[START]

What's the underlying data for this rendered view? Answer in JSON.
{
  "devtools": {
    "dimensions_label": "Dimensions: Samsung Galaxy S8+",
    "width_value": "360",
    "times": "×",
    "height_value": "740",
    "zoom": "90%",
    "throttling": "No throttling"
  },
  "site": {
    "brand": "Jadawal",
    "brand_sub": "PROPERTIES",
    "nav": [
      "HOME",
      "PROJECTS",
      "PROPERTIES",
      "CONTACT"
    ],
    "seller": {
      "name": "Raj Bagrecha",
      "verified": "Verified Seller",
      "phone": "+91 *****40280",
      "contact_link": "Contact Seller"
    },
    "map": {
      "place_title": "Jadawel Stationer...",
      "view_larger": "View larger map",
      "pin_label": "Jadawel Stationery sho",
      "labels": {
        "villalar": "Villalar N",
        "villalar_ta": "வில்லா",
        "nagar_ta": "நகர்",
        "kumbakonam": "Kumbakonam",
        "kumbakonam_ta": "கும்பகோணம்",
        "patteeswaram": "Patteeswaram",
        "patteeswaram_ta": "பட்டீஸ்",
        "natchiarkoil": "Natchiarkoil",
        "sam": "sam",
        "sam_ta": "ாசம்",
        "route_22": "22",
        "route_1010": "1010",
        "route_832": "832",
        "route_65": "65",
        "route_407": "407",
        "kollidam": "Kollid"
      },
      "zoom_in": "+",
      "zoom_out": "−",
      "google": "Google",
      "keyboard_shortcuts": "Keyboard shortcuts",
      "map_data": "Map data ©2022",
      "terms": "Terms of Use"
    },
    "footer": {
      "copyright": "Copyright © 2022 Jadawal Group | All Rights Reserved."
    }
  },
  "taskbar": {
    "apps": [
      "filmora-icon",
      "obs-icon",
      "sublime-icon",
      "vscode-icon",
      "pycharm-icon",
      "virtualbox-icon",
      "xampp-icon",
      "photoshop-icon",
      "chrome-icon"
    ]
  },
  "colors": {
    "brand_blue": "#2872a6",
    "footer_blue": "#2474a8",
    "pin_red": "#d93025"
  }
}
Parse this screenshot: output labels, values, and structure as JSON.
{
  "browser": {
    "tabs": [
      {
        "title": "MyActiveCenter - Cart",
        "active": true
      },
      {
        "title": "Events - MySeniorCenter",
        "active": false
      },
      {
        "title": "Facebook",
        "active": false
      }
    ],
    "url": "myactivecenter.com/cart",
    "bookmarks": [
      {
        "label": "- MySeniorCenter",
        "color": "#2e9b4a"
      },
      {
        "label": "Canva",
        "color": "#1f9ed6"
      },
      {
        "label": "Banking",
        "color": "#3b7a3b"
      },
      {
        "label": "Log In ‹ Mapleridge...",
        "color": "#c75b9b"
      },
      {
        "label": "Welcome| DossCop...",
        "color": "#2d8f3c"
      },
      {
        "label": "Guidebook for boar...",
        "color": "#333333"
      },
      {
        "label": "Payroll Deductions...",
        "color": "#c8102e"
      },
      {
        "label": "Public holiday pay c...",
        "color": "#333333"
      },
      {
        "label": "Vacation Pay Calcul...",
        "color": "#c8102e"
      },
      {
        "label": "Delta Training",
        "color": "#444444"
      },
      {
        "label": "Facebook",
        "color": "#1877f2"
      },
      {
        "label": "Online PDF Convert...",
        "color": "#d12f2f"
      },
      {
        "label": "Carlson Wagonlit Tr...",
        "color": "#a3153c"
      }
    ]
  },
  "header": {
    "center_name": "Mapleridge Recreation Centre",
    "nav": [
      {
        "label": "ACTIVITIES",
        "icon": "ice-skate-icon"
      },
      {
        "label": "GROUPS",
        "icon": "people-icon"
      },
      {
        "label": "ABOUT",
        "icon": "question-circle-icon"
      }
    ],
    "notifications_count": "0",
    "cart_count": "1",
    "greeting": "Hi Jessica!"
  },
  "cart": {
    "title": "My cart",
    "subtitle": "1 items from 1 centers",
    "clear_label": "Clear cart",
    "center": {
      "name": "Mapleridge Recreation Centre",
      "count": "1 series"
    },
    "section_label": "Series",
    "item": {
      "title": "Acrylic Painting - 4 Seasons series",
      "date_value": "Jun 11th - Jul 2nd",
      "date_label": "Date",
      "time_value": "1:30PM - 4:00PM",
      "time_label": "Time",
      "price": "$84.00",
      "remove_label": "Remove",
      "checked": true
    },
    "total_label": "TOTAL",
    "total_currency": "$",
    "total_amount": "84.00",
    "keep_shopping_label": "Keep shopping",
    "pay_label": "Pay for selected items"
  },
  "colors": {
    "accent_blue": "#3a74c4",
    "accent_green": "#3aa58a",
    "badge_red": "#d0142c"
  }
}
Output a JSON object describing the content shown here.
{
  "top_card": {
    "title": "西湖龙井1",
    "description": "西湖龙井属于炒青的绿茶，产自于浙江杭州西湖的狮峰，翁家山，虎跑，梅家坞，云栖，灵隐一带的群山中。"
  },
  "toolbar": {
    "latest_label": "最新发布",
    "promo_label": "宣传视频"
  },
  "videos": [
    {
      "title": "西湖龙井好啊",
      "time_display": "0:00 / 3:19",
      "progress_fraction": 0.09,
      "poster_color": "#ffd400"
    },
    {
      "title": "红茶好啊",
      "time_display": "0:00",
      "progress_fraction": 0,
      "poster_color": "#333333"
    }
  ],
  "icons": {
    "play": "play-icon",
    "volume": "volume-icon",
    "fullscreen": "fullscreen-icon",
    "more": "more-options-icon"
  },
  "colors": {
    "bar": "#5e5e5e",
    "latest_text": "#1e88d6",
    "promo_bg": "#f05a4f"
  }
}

[END]

▶ The request
Each line of the listing above should be output exactly.

▶ Output of the task
What's the underlying data for this rendered view? Answer in JSON.
{
  "devtools": {
    "dimensions_label": "Dimensions: Samsung Galaxy S8+",
    "width_value": "360",
    "times": "×",
    "height_value": "740",
    "zoom": "90%",
    "throttling": "No throttling"
  },
  "site": {
    "brand": "Jadawal",
    "brand_sub": "PROPERTIES",
    "nav": [
      "HOME",
      "PROJECTS",
      "PROPERTIES",
      "CONTACT"
    ],
    "seller": {
      "name": "Raj Bagrecha",
      "verified": "Verified Seller",
      "phone": "+91 *****40280",
      "contact_link": "Contact Seller"
    },
    "map": {
      "place_title": "Jadawel Stationer...",
      "view_larger": "View larger map",
      "pin_label": "Jadawel Stationery sho",
      "labels": {
        "villalar": "Villalar N",
        "villalar_ta": "வில்லா",
        "nagar_ta": "நகர்",
        "kumbakonam": "Kumbakonam",
        "kumbakonam_ta": "கும்பகோணம்",
        "patteeswaram": "Patteeswaram",
        "patteeswaram_ta": "பட்டீஸ்",
        "natchiarkoil": "Natchiarkoil",
        "sam": "sam",
        "sam_ta": "ாசம்",
        "route_22": "22",
        "route_1010": "1010",
        "route_832": "832",
        "route_65": "65",
        "route_407": "407",
        "kollidam": "Kollid"
      },
      "zoom_in": "+",
      "zoom_out": "−",
      "google": "Google",
      "keyboard_shortcuts": "Keyboard shortcuts",
      "map_data": "Map data ©2022",
      "terms": "Terms of Use"
    },
    "footer": {
      "copyright": "Copyright © 2022 Jadawal Group | All Rights Reserved."
    }
  },
  "taskbar": {
    "apps": [
      "filmora-icon",
      "obs-icon",
      "sublime-icon",
      "vscode-icon",
      "pycharm-icon",
      "virtualbox-icon",
      "xampp-icon",
      "photoshop-icon",
      "chrome-icon"
    ]
  },
  "colors": {
    "brand_blue": "#2872a6",
    "footer_blue": "#2474a8",
    "pin_red": "#d93025"
  }
}
Parse this screenshot: output labels, values, and structure as JSON.
{
  "browser": {
    "tabs": [
      {
        "title": "MyActiveCenter - Cart",
        "active": true
      },
      {
        "title": "Events - MySeniorCenter",
        "active": false
      },
      {
        "title": "Facebook",
        "active": false
      }
    ],
    "url": "myactivecenter.com/cart",
    "bookmarks": [
      {
        "label": "- MySeniorCenter",
        "color": "#2e9b4a"
      },
      {
        "label": "Canva",
        "color": "#1f9ed6"
      },
      {
        "label": "Banking",
        "color": "#3b7a3b"
      },
      {
        "label": "Log In ‹ Mapleridge...",
        "color": "#c75b9b"
      },
      {
        "label": "Welcome| DossCop...",
        "color": "#2d8f3c"
      },
      {
        "label": "Guidebook for boar...",
        "color": "#333333"
      },
      {
        "label": "Payroll Deductions...",
        "color": "#c8102e"
      },
      {
        "label": "Public holiday pay c...",
        "color": "#333333"
      },
      {
        "label": "Vacation Pay Calcul...",
        "color": "#c8102e"
      },
      {
        "label": "Delta Training",
        "color": "#444444"
      },
      {
        "label": "Facebook",
        "color": "#1877f2"
      },
      {
        "label": "Online PDF Convert...",
        "color": "#d12f2f"
      },
      {
        "label": "Carlson Wagonlit Tr...",
        "color": "#a3153c"
      }
    ]
  },
  "header": {
    "center_name": "Mapleridge Recreation Centre",
    "nav": [
      {
        "label": "ACTIVITIES",
        "icon": "ice-skate-icon"
      },
      {
        "label": "GROUPS",
        "icon": "people-icon"
      },
      {
        "label": "ABOUT",
        "icon": "question-circle-icon"
      }
    ],
    "notifications_count": "0",
    "cart_count": "1",
    "greeting": "Hi Jessica!"
  },
  "cart": {
    "title": "My cart",
    "subtitle": "1 items from 1 centers",
    "clear_label": "Clear cart",
    "center": {
      "name": "Mapleridge Recreation Centre",
      "count": "1 series"
    },
    "section_label": "Series",
    "item": {
      "title": "Acrylic Painting - 4 Seasons series",
      "date_value": "Jun 11th - Jul 2nd",
      "date_label": "Date",
      "time_value": "1:30PM - 4:00PM",
      "time_label": "Time",
      "price": "$84.00",
      "remove_label": "Remove",
      "checked": true
    },
    "total_label": "TOTAL",
    "total_currency": "$",
    "total_amount": "84.00",
    "keep_shopping_label": "Keep shopping",
    "pay_label": "Pay for selected items"
  },
  "colors": {
    "accent_blue": "#3a74c4",
    "accent_green": "#3aa58a",
    "badge_red": "#d0142c"
  }
}
Output a JSON object describing the content shown here.
{
  "top_card": {
    "title": "西湖龙井1",
    "description": "西湖龙井属于炒青的绿茶，产自于浙江杭州西湖的狮峰，翁家山，虎跑，梅家坞，云栖，灵隐一带的群山中。"
  },
  "toolbar": {
    "latest_label": "最新发布",
    "promo_label": "宣传视频"
  },
  "videos": [
    {
      "title": "西湖龙井好啊",
      "time_display": "0:00 / 3:19",
      "progress_fraction": 0.09,
      "poster_color": "#ffd400"
    },
    {
      "title": "红茶好啊",
      "time_display": "0:00",
      "progress_fraction": 0,
      "poster_color": "#333333"
    }
  ],
  "icons": {
    "play": "play-icon",
    "volume": "volume-icon",
    "fullscreen": "fullscreen-icon",
    "more": "more-options-icon"
  },
  "colors": {
    "bar": "#5e5e5e",
    "latest_text": "#1e88d6",
    "promo_bg": "#f05a4f"
  }
}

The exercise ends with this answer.